Dataset records:
________________

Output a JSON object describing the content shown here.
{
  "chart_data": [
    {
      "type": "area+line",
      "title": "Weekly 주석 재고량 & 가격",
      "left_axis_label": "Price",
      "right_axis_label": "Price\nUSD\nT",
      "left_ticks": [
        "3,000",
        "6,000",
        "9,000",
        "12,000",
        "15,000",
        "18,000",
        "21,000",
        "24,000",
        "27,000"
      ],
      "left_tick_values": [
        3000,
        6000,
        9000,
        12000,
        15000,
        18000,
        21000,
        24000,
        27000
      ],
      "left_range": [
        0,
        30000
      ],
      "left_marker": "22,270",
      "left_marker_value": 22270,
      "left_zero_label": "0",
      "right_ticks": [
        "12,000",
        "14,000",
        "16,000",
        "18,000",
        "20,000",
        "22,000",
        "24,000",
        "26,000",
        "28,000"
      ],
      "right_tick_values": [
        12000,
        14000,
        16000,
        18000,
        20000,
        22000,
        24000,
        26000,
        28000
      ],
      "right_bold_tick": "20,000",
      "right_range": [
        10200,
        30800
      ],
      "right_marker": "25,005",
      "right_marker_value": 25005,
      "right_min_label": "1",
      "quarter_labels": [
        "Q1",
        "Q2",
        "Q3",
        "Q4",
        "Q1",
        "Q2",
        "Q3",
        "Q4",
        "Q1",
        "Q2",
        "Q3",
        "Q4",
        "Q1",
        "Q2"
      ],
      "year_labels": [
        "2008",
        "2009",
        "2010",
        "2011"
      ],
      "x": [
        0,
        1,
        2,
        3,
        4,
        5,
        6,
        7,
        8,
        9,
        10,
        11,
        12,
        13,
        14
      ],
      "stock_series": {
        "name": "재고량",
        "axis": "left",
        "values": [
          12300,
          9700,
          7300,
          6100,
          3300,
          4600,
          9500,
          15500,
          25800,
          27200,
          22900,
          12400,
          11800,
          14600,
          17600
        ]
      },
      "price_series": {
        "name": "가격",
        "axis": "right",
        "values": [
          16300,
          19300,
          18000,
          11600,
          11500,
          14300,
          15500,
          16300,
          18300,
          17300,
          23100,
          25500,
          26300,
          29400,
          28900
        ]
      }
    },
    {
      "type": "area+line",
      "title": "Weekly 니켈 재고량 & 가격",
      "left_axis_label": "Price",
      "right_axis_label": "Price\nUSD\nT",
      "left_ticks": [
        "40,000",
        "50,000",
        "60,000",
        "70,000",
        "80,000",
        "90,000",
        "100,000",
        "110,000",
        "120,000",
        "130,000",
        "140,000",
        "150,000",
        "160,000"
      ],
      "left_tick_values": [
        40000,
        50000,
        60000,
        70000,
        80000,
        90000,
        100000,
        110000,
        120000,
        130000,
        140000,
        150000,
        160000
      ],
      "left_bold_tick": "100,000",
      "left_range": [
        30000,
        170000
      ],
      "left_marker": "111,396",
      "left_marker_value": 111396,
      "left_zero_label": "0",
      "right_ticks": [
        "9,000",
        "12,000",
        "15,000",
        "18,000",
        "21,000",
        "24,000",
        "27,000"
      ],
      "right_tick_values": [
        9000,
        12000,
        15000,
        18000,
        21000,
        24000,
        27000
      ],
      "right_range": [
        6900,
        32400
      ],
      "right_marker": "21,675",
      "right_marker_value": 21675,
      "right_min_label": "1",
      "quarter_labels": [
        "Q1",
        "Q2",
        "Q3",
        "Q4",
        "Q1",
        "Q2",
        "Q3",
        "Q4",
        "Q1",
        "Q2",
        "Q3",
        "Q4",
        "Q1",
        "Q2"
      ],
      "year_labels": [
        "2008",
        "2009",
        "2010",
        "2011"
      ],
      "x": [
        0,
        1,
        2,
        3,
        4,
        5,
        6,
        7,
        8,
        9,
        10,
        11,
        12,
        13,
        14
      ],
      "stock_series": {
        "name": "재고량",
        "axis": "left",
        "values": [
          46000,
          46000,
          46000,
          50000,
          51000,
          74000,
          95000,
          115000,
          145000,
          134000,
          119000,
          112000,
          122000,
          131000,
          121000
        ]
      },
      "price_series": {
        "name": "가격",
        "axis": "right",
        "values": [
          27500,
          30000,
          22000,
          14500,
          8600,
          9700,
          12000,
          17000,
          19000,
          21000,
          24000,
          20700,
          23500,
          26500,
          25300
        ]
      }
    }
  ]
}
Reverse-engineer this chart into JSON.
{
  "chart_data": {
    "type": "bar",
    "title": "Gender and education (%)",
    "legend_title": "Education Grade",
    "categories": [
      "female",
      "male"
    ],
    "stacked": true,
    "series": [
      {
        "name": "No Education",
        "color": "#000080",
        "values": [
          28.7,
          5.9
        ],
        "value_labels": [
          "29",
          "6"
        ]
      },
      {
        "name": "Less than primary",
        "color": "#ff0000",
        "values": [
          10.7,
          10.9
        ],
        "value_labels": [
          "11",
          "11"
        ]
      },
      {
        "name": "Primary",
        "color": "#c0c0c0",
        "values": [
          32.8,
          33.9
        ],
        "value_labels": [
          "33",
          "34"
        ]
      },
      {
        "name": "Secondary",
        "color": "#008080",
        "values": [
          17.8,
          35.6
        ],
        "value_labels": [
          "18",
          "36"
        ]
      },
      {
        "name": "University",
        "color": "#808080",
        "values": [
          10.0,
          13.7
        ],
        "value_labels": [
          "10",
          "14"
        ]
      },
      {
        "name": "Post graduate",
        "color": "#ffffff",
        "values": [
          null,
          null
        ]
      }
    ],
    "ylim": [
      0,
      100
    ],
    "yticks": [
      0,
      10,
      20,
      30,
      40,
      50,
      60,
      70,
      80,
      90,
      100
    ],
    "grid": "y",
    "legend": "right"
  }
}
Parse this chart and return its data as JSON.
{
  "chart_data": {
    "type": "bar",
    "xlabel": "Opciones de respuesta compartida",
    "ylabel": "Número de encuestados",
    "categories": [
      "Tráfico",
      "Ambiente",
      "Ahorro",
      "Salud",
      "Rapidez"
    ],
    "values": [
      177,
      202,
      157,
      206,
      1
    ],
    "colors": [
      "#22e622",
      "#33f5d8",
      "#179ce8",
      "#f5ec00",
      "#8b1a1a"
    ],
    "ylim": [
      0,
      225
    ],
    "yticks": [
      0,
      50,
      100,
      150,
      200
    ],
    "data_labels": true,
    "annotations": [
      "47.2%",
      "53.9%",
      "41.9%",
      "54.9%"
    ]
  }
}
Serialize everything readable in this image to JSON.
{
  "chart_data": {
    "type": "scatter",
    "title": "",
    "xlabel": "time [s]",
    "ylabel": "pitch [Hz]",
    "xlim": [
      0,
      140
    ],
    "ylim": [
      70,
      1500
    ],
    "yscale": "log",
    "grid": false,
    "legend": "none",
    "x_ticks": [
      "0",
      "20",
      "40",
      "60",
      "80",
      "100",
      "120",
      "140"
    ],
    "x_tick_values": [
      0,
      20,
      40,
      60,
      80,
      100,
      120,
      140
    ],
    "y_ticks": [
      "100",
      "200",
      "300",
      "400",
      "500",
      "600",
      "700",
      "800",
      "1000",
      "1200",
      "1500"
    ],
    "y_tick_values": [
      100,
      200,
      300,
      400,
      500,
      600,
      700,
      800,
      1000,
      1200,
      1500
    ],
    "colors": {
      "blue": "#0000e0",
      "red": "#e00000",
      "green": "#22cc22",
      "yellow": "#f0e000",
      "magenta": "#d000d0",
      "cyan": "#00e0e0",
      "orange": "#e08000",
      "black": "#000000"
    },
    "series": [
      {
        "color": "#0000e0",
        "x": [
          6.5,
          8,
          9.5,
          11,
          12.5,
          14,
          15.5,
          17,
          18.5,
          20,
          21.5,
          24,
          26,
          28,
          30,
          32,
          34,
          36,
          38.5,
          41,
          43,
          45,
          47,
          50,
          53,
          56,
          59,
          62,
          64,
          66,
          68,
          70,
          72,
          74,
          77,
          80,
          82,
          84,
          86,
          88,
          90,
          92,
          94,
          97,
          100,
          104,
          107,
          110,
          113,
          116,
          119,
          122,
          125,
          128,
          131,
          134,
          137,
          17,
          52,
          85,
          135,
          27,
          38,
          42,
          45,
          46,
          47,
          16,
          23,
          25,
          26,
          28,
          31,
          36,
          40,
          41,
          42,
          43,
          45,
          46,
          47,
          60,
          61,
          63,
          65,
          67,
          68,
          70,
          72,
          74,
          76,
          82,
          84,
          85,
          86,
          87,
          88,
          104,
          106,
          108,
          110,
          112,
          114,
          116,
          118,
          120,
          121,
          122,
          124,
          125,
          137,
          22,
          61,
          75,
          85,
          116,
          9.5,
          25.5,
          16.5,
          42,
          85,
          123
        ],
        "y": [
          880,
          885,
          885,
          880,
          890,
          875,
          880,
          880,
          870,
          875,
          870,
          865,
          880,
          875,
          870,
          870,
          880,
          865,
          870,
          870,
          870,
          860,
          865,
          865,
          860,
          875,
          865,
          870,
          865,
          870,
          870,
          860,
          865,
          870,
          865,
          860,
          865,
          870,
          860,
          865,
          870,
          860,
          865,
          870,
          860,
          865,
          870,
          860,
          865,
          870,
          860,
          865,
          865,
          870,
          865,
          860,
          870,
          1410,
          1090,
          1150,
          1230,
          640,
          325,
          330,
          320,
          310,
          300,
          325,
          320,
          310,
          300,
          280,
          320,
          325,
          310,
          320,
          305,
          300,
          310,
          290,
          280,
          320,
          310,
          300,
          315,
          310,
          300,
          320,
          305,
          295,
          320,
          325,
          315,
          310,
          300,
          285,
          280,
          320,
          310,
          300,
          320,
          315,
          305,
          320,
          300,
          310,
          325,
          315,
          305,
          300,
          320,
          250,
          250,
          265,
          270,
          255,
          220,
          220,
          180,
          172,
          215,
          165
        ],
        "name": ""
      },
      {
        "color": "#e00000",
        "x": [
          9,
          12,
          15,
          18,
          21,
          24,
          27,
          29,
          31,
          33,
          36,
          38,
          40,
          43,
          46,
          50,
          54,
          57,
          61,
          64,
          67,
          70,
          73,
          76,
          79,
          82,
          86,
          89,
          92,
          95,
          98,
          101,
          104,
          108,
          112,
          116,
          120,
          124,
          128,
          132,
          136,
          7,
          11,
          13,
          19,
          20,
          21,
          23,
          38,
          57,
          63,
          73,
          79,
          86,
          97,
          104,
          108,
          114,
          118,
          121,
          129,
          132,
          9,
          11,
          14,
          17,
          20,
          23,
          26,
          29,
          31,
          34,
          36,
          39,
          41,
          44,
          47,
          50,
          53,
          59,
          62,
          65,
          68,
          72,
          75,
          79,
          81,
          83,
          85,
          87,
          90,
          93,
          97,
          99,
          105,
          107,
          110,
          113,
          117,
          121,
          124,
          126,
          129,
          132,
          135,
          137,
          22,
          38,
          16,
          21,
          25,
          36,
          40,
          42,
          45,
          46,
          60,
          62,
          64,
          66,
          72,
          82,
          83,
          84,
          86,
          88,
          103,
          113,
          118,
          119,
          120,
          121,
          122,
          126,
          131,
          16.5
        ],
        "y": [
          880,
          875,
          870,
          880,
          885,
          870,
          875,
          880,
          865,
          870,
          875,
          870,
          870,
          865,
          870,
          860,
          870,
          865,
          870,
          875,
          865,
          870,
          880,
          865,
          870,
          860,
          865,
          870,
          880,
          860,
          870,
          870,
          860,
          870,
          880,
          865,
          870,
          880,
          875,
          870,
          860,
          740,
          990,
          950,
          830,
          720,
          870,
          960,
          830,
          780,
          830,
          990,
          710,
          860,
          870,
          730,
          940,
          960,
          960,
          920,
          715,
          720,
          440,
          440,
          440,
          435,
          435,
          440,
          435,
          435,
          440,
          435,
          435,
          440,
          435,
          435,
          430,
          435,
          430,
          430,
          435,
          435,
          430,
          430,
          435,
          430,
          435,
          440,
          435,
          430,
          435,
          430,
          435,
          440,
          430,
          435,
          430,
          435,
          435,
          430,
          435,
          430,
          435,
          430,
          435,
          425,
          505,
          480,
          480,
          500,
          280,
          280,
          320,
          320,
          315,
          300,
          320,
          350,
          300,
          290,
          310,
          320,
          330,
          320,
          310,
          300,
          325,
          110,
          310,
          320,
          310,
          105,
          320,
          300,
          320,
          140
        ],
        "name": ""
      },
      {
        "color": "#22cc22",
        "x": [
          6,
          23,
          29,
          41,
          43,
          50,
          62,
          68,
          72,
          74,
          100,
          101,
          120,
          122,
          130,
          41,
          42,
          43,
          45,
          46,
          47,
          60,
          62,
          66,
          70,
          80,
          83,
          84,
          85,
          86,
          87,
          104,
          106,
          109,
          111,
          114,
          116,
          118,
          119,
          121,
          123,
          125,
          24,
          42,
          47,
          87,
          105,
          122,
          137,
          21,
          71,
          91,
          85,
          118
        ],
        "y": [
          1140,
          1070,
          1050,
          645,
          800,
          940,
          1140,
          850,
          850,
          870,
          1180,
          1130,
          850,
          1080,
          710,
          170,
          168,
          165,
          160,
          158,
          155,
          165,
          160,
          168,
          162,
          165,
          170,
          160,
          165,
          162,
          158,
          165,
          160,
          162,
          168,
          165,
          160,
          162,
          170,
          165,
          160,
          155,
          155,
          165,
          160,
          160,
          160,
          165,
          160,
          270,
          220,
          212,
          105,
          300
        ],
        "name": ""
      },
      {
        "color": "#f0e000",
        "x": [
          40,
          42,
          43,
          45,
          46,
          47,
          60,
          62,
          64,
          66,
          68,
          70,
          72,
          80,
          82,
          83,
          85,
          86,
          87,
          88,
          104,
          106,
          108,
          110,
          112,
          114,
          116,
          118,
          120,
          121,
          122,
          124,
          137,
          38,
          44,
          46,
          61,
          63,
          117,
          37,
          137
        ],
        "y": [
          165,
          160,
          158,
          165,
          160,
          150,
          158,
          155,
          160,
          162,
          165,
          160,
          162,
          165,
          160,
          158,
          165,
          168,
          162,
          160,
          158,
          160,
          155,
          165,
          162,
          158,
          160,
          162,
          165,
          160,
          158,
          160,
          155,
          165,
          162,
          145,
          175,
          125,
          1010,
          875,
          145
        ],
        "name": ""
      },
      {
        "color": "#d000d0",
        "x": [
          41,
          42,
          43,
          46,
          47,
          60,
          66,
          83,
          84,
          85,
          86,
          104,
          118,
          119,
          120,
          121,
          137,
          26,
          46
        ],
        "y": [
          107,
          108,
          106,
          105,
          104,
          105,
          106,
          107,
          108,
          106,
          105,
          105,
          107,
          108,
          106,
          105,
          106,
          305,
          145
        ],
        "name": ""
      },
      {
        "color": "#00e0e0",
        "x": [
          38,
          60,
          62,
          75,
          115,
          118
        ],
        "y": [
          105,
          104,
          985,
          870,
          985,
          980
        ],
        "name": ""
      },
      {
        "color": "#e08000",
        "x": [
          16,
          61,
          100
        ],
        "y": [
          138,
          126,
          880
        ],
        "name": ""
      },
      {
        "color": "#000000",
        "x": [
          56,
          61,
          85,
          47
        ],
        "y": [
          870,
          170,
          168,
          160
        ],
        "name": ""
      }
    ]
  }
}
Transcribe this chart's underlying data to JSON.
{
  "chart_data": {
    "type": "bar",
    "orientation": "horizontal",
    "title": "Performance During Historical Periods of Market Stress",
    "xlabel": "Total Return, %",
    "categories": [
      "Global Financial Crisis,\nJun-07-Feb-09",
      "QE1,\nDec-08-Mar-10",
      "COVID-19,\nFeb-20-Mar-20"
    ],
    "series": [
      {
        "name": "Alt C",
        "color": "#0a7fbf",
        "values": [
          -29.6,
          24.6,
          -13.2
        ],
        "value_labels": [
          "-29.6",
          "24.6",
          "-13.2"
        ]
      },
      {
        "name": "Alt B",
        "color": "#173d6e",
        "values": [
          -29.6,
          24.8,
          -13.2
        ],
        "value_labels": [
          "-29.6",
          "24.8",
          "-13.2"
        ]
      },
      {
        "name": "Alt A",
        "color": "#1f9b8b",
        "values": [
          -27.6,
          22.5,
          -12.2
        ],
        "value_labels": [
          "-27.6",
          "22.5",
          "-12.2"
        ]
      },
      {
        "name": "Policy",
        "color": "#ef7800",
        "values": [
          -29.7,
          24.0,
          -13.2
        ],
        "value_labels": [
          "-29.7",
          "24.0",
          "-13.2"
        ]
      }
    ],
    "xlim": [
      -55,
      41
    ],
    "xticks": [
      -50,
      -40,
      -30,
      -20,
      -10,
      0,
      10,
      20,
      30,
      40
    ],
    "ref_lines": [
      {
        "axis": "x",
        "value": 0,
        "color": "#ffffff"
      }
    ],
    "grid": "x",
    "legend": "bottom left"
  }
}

________________

The task:
Copy each line of the entries that includes the word "ylabel".

Reply:
    "ylabel": "Número de encuestados",
    "ylabel": "pitch [Hz]",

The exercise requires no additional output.